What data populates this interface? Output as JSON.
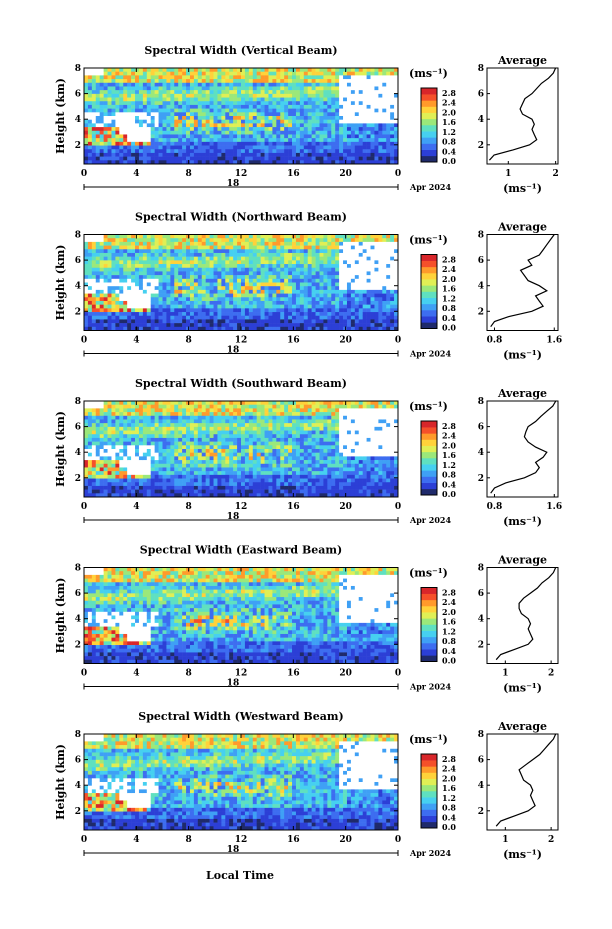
{
  "figure": {
    "xlabel": "Local Time",
    "date_day": "18",
    "date_month_year": "Apr 2024",
    "colorbar_unit": "(ms⁻¹)",
    "colorbar_ticks": [
      "0.0",
      "0.4",
      "0.8",
      "1.2",
      "1.6",
      "2.0",
      "2.4",
      "2.8"
    ],
    "colormap": [
      "#ffffff",
      "#1f2a6b",
      "#2c3fd6",
      "#3d6df0",
      "#3fa0f5",
      "#46d0f0",
      "#5fe0c0",
      "#9be87a",
      "#e0ef55",
      "#ffd23a",
      "#ff9a2b",
      "#f5502a",
      "#d8262a"
    ],
    "avg_title": "Average",
    "avg_xlabel": "(ms⁻¹)"
  },
  "chart_data": [
    {
      "type": "heatmap",
      "title": "Spectral Width (Vertical Beam)",
      "ylabel": "Height (km)",
      "x_ticks": [
        "0",
        "4",
        "8",
        "12",
        "16",
        "20",
        "0"
      ],
      "y_ticks": [
        "2",
        "4",
        "6",
        "8"
      ],
      "xlim": [
        0,
        24
      ],
      "ylim": [
        0.5,
        8
      ],
      "zlim": [
        0,
        3.0
      ],
      "profile": {
        "type": "line",
        "title": "Average",
        "xlabel": "(ms⁻¹)",
        "x_ticks": [
          "1",
          "2"
        ],
        "xlim": [
          0.55,
          2.05
        ],
        "y_ticks": [
          "2",
          "4",
          "6",
          "8"
        ],
        "ylim": [
          0.5,
          8
        ],
        "height": [
          0.8,
          1.2,
          1.6,
          2.0,
          2.4,
          2.8,
          3.2,
          3.6,
          4.0,
          4.4,
          4.8,
          5.2,
          5.6,
          6.0,
          6.4,
          6.8,
          7.2,
          7.6,
          8.0
        ],
        "width": [
          0.6,
          0.7,
          1.1,
          1.45,
          1.6,
          1.55,
          1.5,
          1.55,
          1.5,
          1.3,
          1.25,
          1.3,
          1.35,
          1.5,
          1.6,
          1.7,
          1.85,
          1.95,
          2.0
        ]
      }
    },
    {
      "type": "heatmap",
      "title": "Spectral Width (Northward Beam)",
      "ylabel": "Height (km)",
      "x_ticks": [
        "0",
        "4",
        "8",
        "12",
        "16",
        "20",
        "0"
      ],
      "y_ticks": [
        "2",
        "4",
        "6",
        "8"
      ],
      "xlim": [
        0,
        24
      ],
      "ylim": [
        0.5,
        8
      ],
      "zlim": [
        0,
        3.0
      ],
      "profile": {
        "type": "line",
        "title": "Average",
        "xlabel": "(ms⁻¹)",
        "x_ticks": [
          "0.8",
          "1.6"
        ],
        "xlim": [
          0.7,
          1.65
        ],
        "y_ticks": [
          "2",
          "4",
          "6",
          "8"
        ],
        "ylim": [
          0.5,
          8
        ],
        "height": [
          0.8,
          1.2,
          1.6,
          2.0,
          2.4,
          2.8,
          3.2,
          3.6,
          4.0,
          4.4,
          4.8,
          5.2,
          5.6,
          6.0,
          6.4,
          6.8,
          7.2,
          7.6,
          8.0
        ],
        "width": [
          0.75,
          0.8,
          1.0,
          1.3,
          1.45,
          1.4,
          1.35,
          1.5,
          1.4,
          1.25,
          1.2,
          1.15,
          1.3,
          1.25,
          1.4,
          1.45,
          1.5,
          1.55,
          1.6
        ]
      }
    },
    {
      "type": "heatmap",
      "title": "Spectral Width (Southward Beam)",
      "ylabel": "Height (km)",
      "x_ticks": [
        "0",
        "4",
        "8",
        "12",
        "16",
        "20",
        "0"
      ],
      "y_ticks": [
        "2",
        "4",
        "6",
        "8"
      ],
      "xlim": [
        0,
        24
      ],
      "ylim": [
        0.5,
        8
      ],
      "zlim": [
        0,
        3.0
      ],
      "profile": {
        "type": "line",
        "title": "Average",
        "xlabel": "(ms⁻¹)",
        "x_ticks": [
          "0.8",
          "1.6"
        ],
        "xlim": [
          0.7,
          1.65
        ],
        "y_ticks": [
          "2",
          "4",
          "6",
          "8"
        ],
        "ylim": [
          0.5,
          8
        ],
        "height": [
          0.8,
          1.2,
          1.6,
          2.0,
          2.4,
          2.8,
          3.2,
          3.6,
          4.0,
          4.4,
          4.8,
          5.2,
          5.6,
          6.0,
          6.4,
          6.8,
          7.2,
          7.6,
          8.0
        ],
        "width": [
          0.75,
          0.8,
          0.95,
          1.2,
          1.35,
          1.4,
          1.35,
          1.45,
          1.5,
          1.35,
          1.25,
          1.2,
          1.22,
          1.25,
          1.35,
          1.42,
          1.5,
          1.58,
          1.62
        ]
      }
    },
    {
      "type": "heatmap",
      "title": "Spectral Width (Eastward Beam)",
      "ylabel": "Height (km)",
      "x_ticks": [
        "0",
        "4",
        "8",
        "12",
        "16",
        "20",
        "0"
      ],
      "y_ticks": [
        "2",
        "4",
        "6",
        "8"
      ],
      "xlim": [
        0,
        24
      ],
      "ylim": [
        0.5,
        8
      ],
      "zlim": [
        0,
        3.0
      ],
      "profile": {
        "type": "line",
        "title": "Average",
        "xlabel": "(ms⁻¹)",
        "x_ticks": [
          "1",
          "2"
        ],
        "xlim": [
          0.6,
          2.15
        ],
        "y_ticks": [
          "2",
          "4",
          "6",
          "8"
        ],
        "ylim": [
          0.5,
          8
        ],
        "height": [
          0.8,
          1.2,
          1.6,
          2.0,
          2.4,
          2.8,
          3.2,
          3.6,
          4.0,
          4.4,
          4.8,
          5.2,
          5.6,
          6.0,
          6.4,
          6.8,
          7.2,
          7.6,
          8.0
        ],
        "width": [
          0.8,
          0.9,
          1.2,
          1.5,
          1.6,
          1.55,
          1.5,
          1.55,
          1.5,
          1.35,
          1.3,
          1.3,
          1.4,
          1.55,
          1.7,
          1.8,
          1.95,
          2.05,
          2.1
        ]
      }
    },
    {
      "type": "heatmap",
      "title": "Spectral Width (Westward Beam)",
      "ylabel": "Height (km)",
      "x_ticks": [
        "0",
        "4",
        "8",
        "12",
        "16",
        "20",
        "0"
      ],
      "y_ticks": [
        "2",
        "4",
        "6",
        "8"
      ],
      "xlim": [
        0,
        24
      ],
      "ylim": [
        0.5,
        8
      ],
      "zlim": [
        0,
        3.0
      ],
      "profile": {
        "type": "line",
        "title": "Average",
        "xlabel": "(ms⁻¹)",
        "x_ticks": [
          "1",
          "2"
        ],
        "xlim": [
          0.6,
          2.15
        ],
        "y_ticks": [
          "2",
          "4",
          "6",
          "8"
        ],
        "ylim": [
          0.5,
          8
        ],
        "height": [
          0.8,
          1.2,
          1.6,
          2.0,
          2.4,
          2.8,
          3.2,
          3.6,
          4.0,
          4.4,
          4.8,
          5.2,
          5.6,
          6.0,
          6.4,
          6.8,
          7.2,
          7.6,
          8.0
        ],
        "width": [
          0.8,
          0.9,
          1.2,
          1.5,
          1.65,
          1.6,
          1.55,
          1.6,
          1.55,
          1.4,
          1.35,
          1.3,
          1.45,
          1.6,
          1.75,
          1.85,
          1.95,
          2.05,
          2.1
        ]
      }
    }
  ]
}
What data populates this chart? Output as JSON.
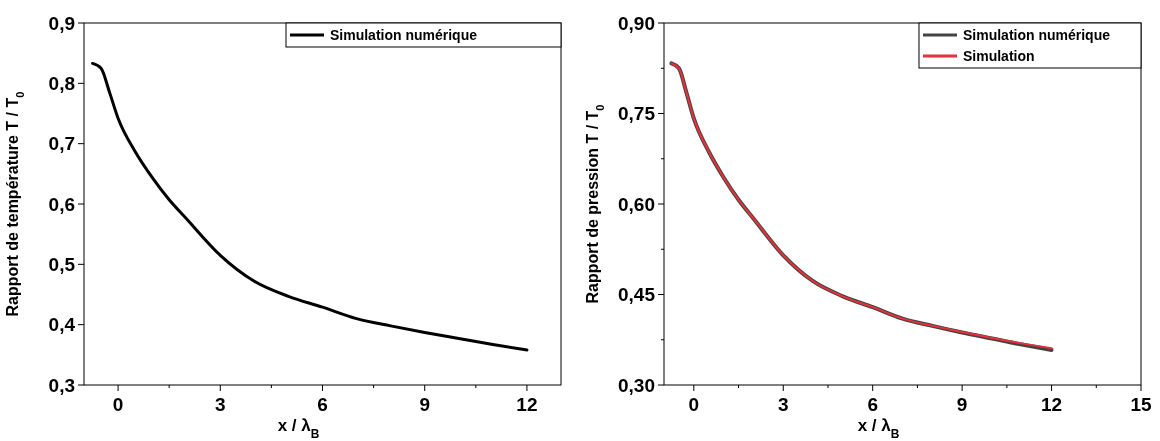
{
  "chart_data": [
    {
      "type": "line",
      "xlabel": "x / λ$_{B}$",
      "ylabel": "Rapport de température T / T$_{0}$",
      "xlim": [
        -1,
        13
      ],
      "ylim": [
        0.3,
        0.9
      ],
      "xticks": [
        0,
        {
          "value": 1.5,
          "label": null
        },
        3,
        {
          "value": 4.5,
          "label": null
        },
        6,
        {
          "value": 7.5,
          "label": null
        },
        9,
        {
          "value": 10.5,
          "label": null
        },
        12
      ],
      "yticks": [
        {
          "value": 0.3,
          "label": "0,3"
        },
        {
          "value": 0.4,
          "label": "0,4"
        },
        {
          "value": 0.5,
          "label": "0,5"
        },
        {
          "value": 0.6,
          "label": "0,6"
        },
        {
          "value": 0.7,
          "label": "0,7"
        },
        {
          "value": 0.8,
          "label": "0,8"
        },
        {
          "value": 0.9,
          "label": "0,9"
        }
      ],
      "legend": "top right",
      "grid": false,
      "marker": "none",
      "line_style": "solid",
      "x": [
        -0.75,
        -0.5,
        -0.25,
        0,
        0.5,
        1,
        1.5,
        2,
        3,
        4,
        5,
        6,
        7,
        8,
        9,
        10,
        11,
        12
      ],
      "series": [
        {
          "name": "Simulation numérique",
          "color": "#000000",
          "values": [
            0.833,
            0.825,
            0.785,
            0.742,
            0.687,
            0.644,
            0.607,
            0.576,
            0.515,
            0.472,
            0.447,
            0.429,
            0.41,
            0.398,
            0.387,
            0.377,
            0.367,
            0.358
          ]
        }
      ]
    },
    {
      "type": "line",
      "xlabel": "x / λ$_{B}$",
      "ylabel": "Rapport de pression T / T$_{0}$",
      "xlim": [
        -1,
        15
      ],
      "ylim": [
        0.3,
        0.9
      ],
      "xticks": [
        0,
        {
          "value": 1.5,
          "label": null
        },
        3,
        {
          "value": 4.5,
          "label": null
        },
        6,
        {
          "value": 7.5,
          "label": null
        },
        9,
        {
          "value": 10.5,
          "label": null
        },
        12,
        {
          "value": 13.5,
          "label": null
        },
        15
      ],
      "yticks": [
        {
          "value": 0.3,
          "label": "0,30"
        },
        {
          "value": 0.375,
          "label": null
        },
        {
          "value": 0.45,
          "label": "0,45"
        },
        {
          "value": 0.525,
          "label": null
        },
        {
          "value": 0.6,
          "label": "0,60"
        },
        {
          "value": 0.675,
          "label": null
        },
        {
          "value": 0.75,
          "label": "0,75"
        },
        {
          "value": 0.825,
          "label": null
        },
        {
          "value": 0.9,
          "label": "0,90"
        }
      ],
      "legend": "top right",
      "grid": false,
      "marker": "none",
      "line_style": "solid",
      "x": [
        -0.75,
        -0.5,
        -0.25,
        0,
        0.5,
        1,
        1.5,
        2,
        3,
        4,
        5,
        6,
        7,
        8,
        9,
        10,
        11,
        12
      ],
      "series": [
        {
          "name": "Simulation numérique",
          "color": "#444444",
          "values": [
            0.833,
            0.825,
            0.785,
            0.742,
            0.687,
            0.644,
            0.607,
            0.576,
            0.515,
            0.472,
            0.447,
            0.429,
            0.41,
            0.398,
            0.387,
            0.377,
            0.367,
            0.358
          ]
        },
        {
          "name": "Simulation",
          "color": "#e8303a",
          "values": [
            0.833,
            0.825,
            0.785,
            0.742,
            0.687,
            0.644,
            0.607,
            0.576,
            0.515,
            0.472,
            0.447,
            0.429,
            0.41,
            0.398,
            0.388,
            0.378,
            0.369,
            0.361
          ]
        }
      ]
    }
  ]
}
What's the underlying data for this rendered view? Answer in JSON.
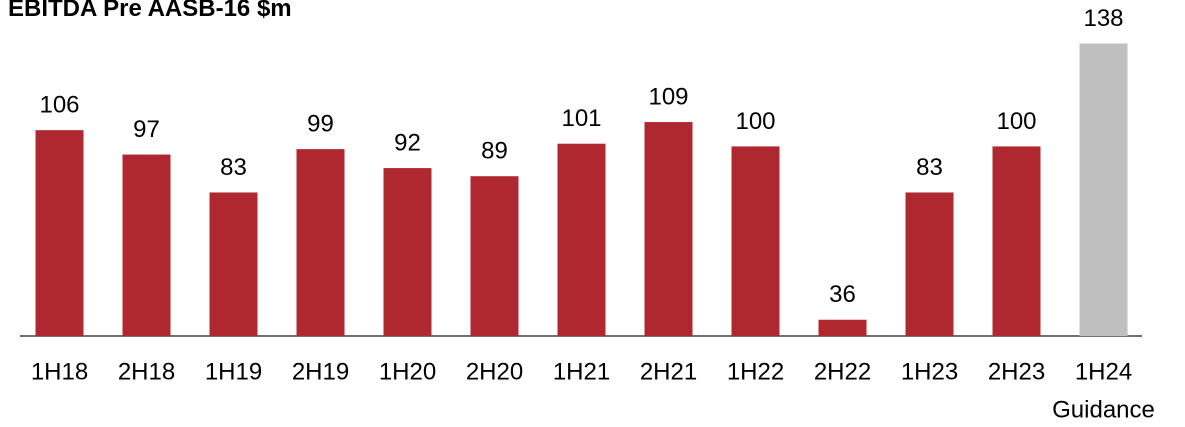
{
  "chart_data": {
    "type": "bar",
    "title": "EBITDA Pre AASB-16 $m",
    "categories": [
      "1H18",
      "2H18",
      "1H19",
      "2H19",
      "1H20",
      "2H20",
      "1H21",
      "2H21",
      "1H22",
      "2H22",
      "1H23",
      "2H23",
      "1H24"
    ],
    "values": [
      106,
      97,
      83,
      99,
      92,
      89,
      101,
      109,
      100,
      36,
      83,
      100,
      138
    ],
    "colors": [
      "#b0282f",
      "#b0282f",
      "#b0282f",
      "#b0282f",
      "#b0282f",
      "#b0282f",
      "#b0282f",
      "#b0282f",
      "#b0282f",
      "#b0282f",
      "#b0282f",
      "#b0282f",
      "#bfbfbf"
    ],
    "annotation": "Guidance",
    "ylim": [
      30,
      150
    ]
  }
}
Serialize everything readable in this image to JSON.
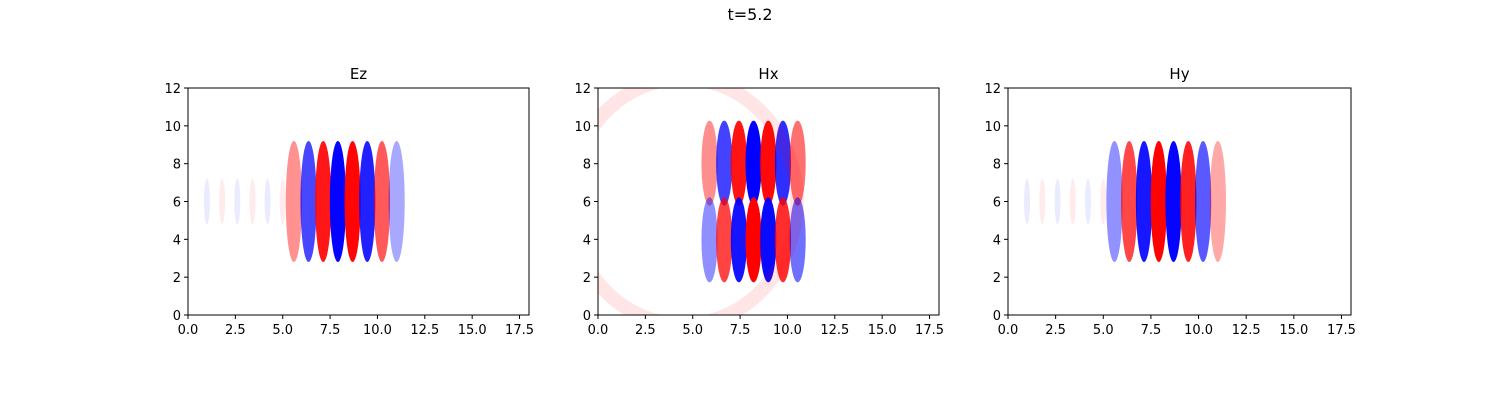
{
  "figure": {
    "suptitle": "t=5.2"
  },
  "chart_data": [
    {
      "type": "heatmap",
      "title": "Ez",
      "xlim": [
        0,
        18
      ],
      "ylim": [
        0,
        12
      ],
      "xticks": [
        "0.0",
        "2.5",
        "5.0",
        "7.5",
        "10.0",
        "12.5",
        "15.0",
        "17.5"
      ],
      "yticks": [
        "0",
        "2",
        "4",
        "6",
        "8",
        "10",
        "12"
      ],
      "colormap": {
        "negative": "#0000ff",
        "zero": "#ffffff",
        "positive": "#ff0000"
      },
      "field": {
        "pattern": "vertical-bands",
        "x_range": [
          5.2,
          11.2
        ],
        "y_center": 6,
        "y_halfwidth": 3.2,
        "band_spacing": 1.55,
        "first_band": "red"
      }
    },
    {
      "type": "heatmap",
      "title": "Hx",
      "xlim": [
        0,
        18
      ],
      "ylim": [
        0,
        12
      ],
      "xticks": [
        "0.0",
        "2.5",
        "5.0",
        "7.5",
        "10.0",
        "12.5",
        "15.0",
        "17.5"
      ],
      "yticks": [
        "0",
        "2",
        "4",
        "6",
        "8",
        "10",
        "12"
      ],
      "colormap": {
        "negative": "#0000ff",
        "zero": "#ffffff",
        "positive": "#ff0000"
      },
      "field": {
        "pattern": "split-bands",
        "x_range": [
          5.5,
          11.2
        ],
        "y_center": 6,
        "y_halfwidth": 4.5,
        "band_spacing": 1.55,
        "first_band_upper": "red",
        "first_band_lower": "blue"
      }
    },
    {
      "type": "heatmap",
      "title": "Hy",
      "xlim": [
        0,
        18
      ],
      "ylim": [
        0,
        12
      ],
      "xticks": [
        "0.0",
        "2.5",
        "5.0",
        "7.5",
        "10.0",
        "12.5",
        "15.0",
        "17.5"
      ],
      "yticks": [
        "0",
        "2",
        "4",
        "6",
        "8",
        "10",
        "12"
      ],
      "colormap": {
        "negative": "#0000ff",
        "zero": "#ffffff",
        "positive": "#ff0000"
      },
      "field": {
        "pattern": "vertical-bands",
        "x_range": [
          5.2,
          11.2
        ],
        "y_center": 6,
        "y_halfwidth": 3.2,
        "band_spacing": 1.55,
        "first_band": "blue"
      }
    }
  ]
}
_ _ _ _ _
*Task instructions*: Of the lines in this listing, how many contain "JSON"? Reply with the number and nothing more.

*The reply*: 4